--- start of Input rows ---

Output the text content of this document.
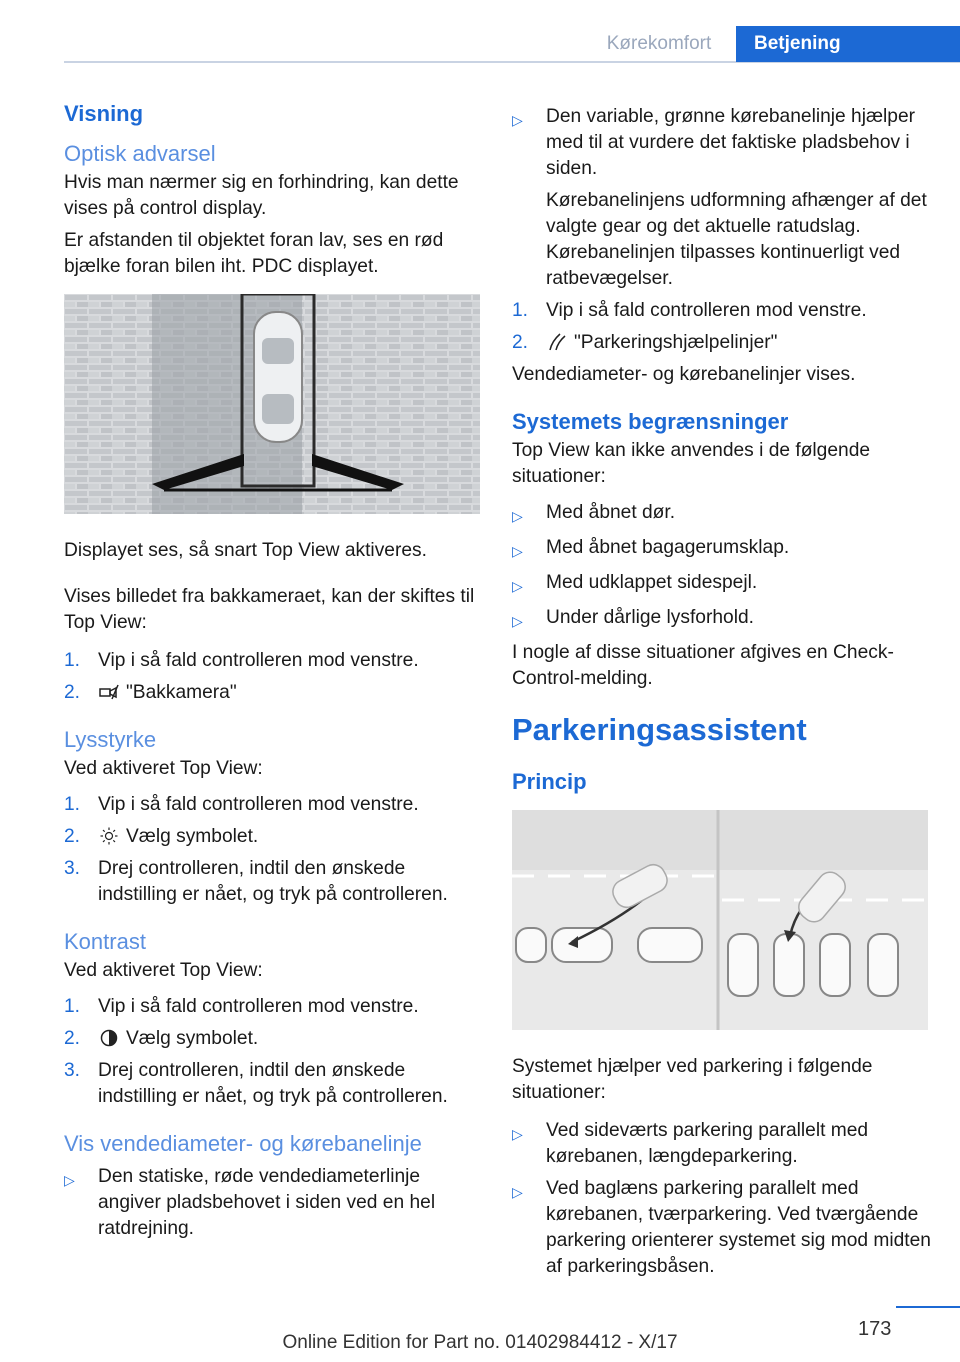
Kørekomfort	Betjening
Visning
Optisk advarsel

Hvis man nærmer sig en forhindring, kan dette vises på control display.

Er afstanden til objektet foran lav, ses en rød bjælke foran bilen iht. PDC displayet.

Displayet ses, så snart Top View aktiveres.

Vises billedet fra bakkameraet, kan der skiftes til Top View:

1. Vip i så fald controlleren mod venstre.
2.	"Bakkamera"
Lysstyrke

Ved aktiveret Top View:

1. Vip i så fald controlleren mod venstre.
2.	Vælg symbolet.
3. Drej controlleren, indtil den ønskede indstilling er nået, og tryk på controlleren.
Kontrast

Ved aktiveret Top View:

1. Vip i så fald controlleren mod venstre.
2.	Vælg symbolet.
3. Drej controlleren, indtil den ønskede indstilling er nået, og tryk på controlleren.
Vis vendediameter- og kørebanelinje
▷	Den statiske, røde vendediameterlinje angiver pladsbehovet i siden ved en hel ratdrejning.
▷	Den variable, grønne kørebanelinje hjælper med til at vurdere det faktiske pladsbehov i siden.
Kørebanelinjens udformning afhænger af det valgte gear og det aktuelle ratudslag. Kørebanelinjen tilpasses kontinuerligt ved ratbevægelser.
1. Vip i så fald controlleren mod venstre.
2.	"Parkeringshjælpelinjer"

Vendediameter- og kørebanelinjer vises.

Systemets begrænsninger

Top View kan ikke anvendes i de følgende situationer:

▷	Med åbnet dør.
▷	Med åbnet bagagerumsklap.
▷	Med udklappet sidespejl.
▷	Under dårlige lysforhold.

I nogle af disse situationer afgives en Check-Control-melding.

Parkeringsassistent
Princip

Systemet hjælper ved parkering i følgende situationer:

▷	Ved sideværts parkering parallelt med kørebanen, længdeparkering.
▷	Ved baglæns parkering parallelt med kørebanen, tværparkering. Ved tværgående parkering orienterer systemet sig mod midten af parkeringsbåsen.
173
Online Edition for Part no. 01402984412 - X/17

--- end of Input rows ---
--- start of Input rows ---

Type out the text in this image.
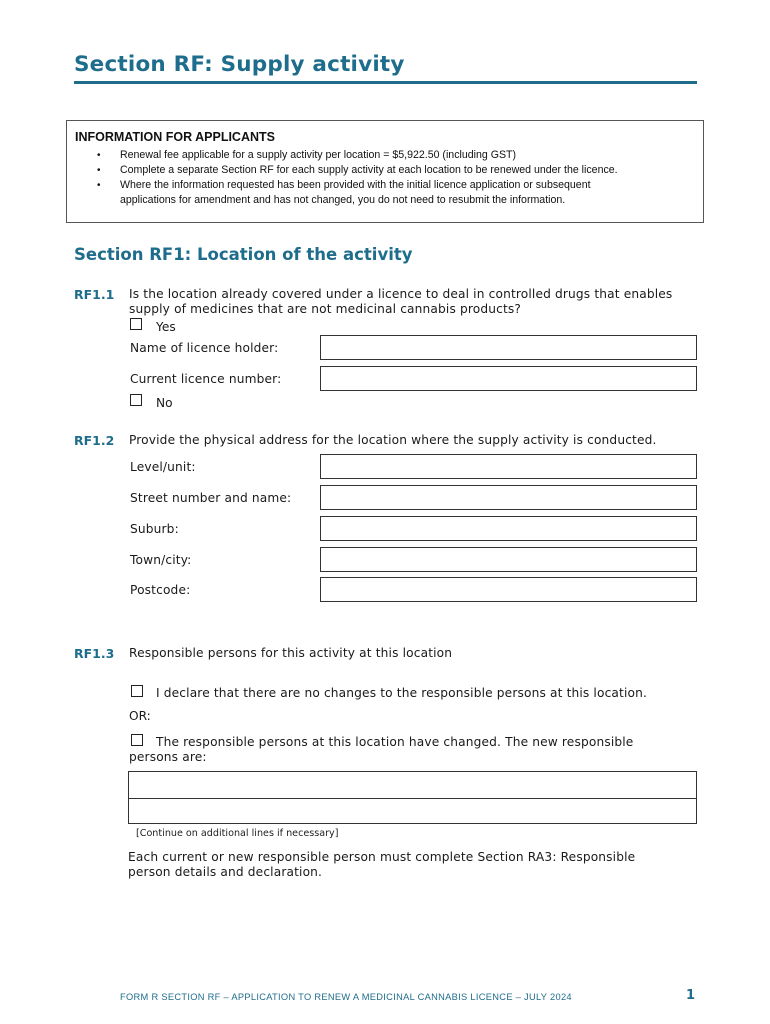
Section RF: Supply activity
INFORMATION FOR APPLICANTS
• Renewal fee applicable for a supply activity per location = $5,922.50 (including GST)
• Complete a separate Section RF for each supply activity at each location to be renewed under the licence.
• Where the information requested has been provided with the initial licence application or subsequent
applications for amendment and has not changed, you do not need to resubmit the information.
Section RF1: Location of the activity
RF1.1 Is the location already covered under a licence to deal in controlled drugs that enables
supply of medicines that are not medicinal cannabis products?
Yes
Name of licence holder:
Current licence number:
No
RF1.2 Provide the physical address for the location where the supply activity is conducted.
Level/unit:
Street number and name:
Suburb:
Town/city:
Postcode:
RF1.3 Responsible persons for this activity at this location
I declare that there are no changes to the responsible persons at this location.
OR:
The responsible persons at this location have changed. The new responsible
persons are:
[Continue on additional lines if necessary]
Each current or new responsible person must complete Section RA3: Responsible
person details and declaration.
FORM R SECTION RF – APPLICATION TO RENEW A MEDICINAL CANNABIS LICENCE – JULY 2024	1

--- end of Input rows ---

Out of the material above, gather each line where "situationer" appears.

- [Solved exercise]:
Top View kan ikke anvendes i de følgende situationer:
I nogle af disse situationer afgives en Check-Control-melding.
Systemet hjælper ved parkering i følgende situationer:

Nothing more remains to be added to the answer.